▸ Records provided

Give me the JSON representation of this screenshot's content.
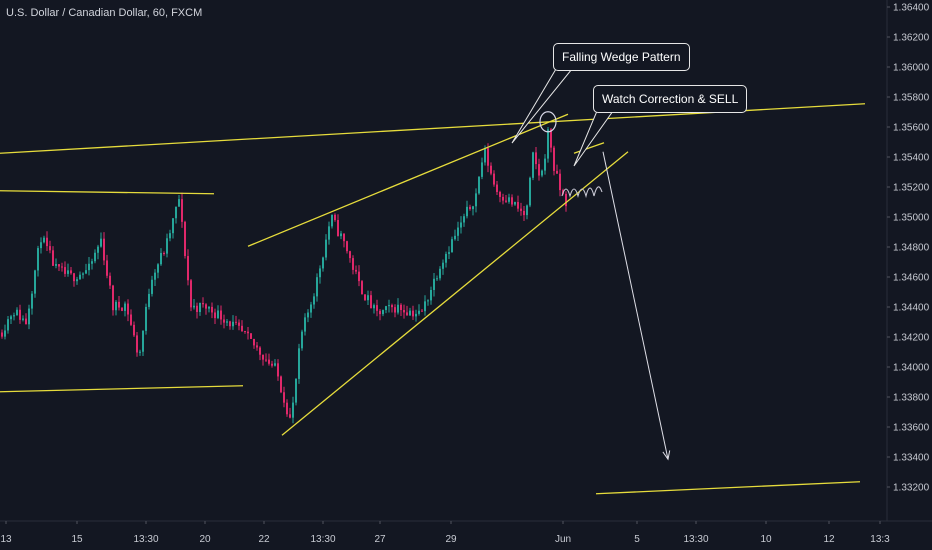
{
  "header": {
    "symbol_title": "U.S. Dollar / Canadian Dollar, 60, FXCM"
  },
  "colors": {
    "background": "#131722",
    "up_candle": "#26a69a",
    "down_candle": "#e0286a",
    "trendline": "#e6dc3c",
    "callout_border": "#e6e6e6",
    "axis_text": "#c8cbd3"
  },
  "annotations": {
    "callout_1": "Falling Wedge Pattern",
    "callout_2": "Watch Correction & SELL"
  },
  "chart_data": {
    "type": "candlestick",
    "title": "U.S. Dollar / Canadian Dollar, 60, FXCM",
    "y_axis": {
      "ticks": [
        "1.36400",
        "1.36200",
        "1.36000",
        "1.35800",
        "1.35600",
        "1.35400",
        "1.35200",
        "1.35000",
        "1.34800",
        "1.34600",
        "1.34400",
        "1.34200",
        "1.34000",
        "1.33800",
        "1.33600",
        "1.33400",
        "1.33200"
      ],
      "range": [
        1.3318,
        1.3642
      ]
    },
    "x_axis": {
      "ticks": [
        "13",
        "15",
        "13:30",
        "20",
        "22",
        "13:30",
        "27",
        "29",
        "Jun",
        "5",
        "13:30",
        "10",
        "12",
        "13:3"
      ]
    },
    "price_path": [
      [
        0,
        1.3423
      ],
      [
        12,
        1.3438
      ],
      [
        25,
        1.343
      ],
      [
        40,
        1.3487
      ],
      [
        55,
        1.3465
      ],
      [
        70,
        1.346
      ],
      [
        88,
        1.3465
      ],
      [
        100,
        1.3485
      ],
      [
        112,
        1.344
      ],
      [
        125,
        1.3442
      ],
      [
        138,
        1.3406
      ],
      [
        150,
        1.346
      ],
      [
        165,
        1.348
      ],
      [
        178,
        1.3512
      ],
      [
        190,
        1.344
      ],
      [
        205,
        1.344
      ],
      [
        225,
        1.3432
      ],
      [
        245,
        1.342
      ],
      [
        262,
        1.3408
      ],
      [
        275,
        1.3398
      ],
      [
        290,
        1.3363
      ],
      [
        300,
        1.342
      ],
      [
        315,
        1.3455
      ],
      [
        330,
        1.35
      ],
      [
        345,
        1.348
      ],
      [
        358,
        1.3455
      ],
      [
        375,
        1.3435
      ],
      [
        395,
        1.344
      ],
      [
        420,
        1.3435
      ],
      [
        440,
        1.347
      ],
      [
        460,
        1.3495
      ],
      [
        475,
        1.3515
      ],
      [
        483,
        1.3545
      ],
      [
        495,
        1.3518
      ],
      [
        510,
        1.351
      ],
      [
        525,
        1.35
      ],
      [
        532,
        1.354
      ],
      [
        540,
        1.3525
      ],
      [
        548,
        1.356
      ],
      [
        552,
        1.3535
      ],
      [
        558,
        1.352
      ],
      [
        565,
        1.351
      ]
    ],
    "trendlines": [
      {
        "x1": 0,
        "y1": 1.35425,
        "x2": 865,
        "y2": 1.35755
      },
      {
        "x1": 0,
        "y1": 1.35175,
        "x2": 214,
        "y2": 1.35155
      },
      {
        "x1": 0,
        "y1": 1.33835,
        "x2": 243,
        "y2": 1.33875
      },
      {
        "x1": 248,
        "y1": 1.34805,
        "x2": 568,
        "y2": 1.35685
      },
      {
        "x1": 282,
        "y1": 1.33545,
        "x2": 628,
        "y2": 1.35435
      },
      {
        "x1": 574,
        "y1": 1.35425,
        "x2": 604,
        "y2": 1.35495
      },
      {
        "x1": 596,
        "y1": 1.33155,
        "x2": 860,
        "y2": 1.33235
      }
    ],
    "projection": {
      "x1": 603,
      "y1": 1.35435,
      "x2": 668,
      "y2": 1.33385
    },
    "highlight_circle": {
      "x": 548,
      "y": 1.35635
    }
  }
}
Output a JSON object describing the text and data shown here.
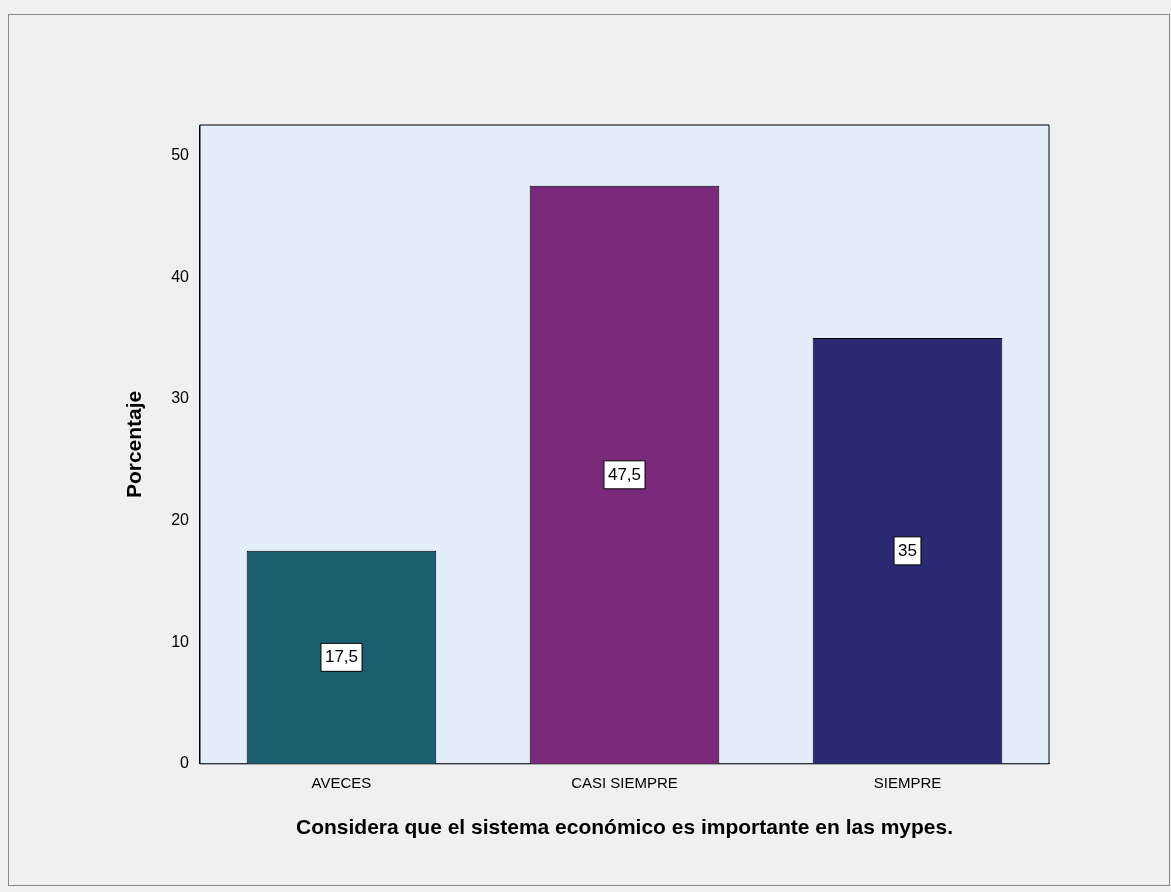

▸ Task objective
Read through the data and copy every line where "FXCM" shows up.

▸ Reply
    "symbol_title": "U.S. Dollar / Canadian Dollar, 60, FXCM"
    "title": "U.S. Dollar / Canadian Dollar, 60, FXCM",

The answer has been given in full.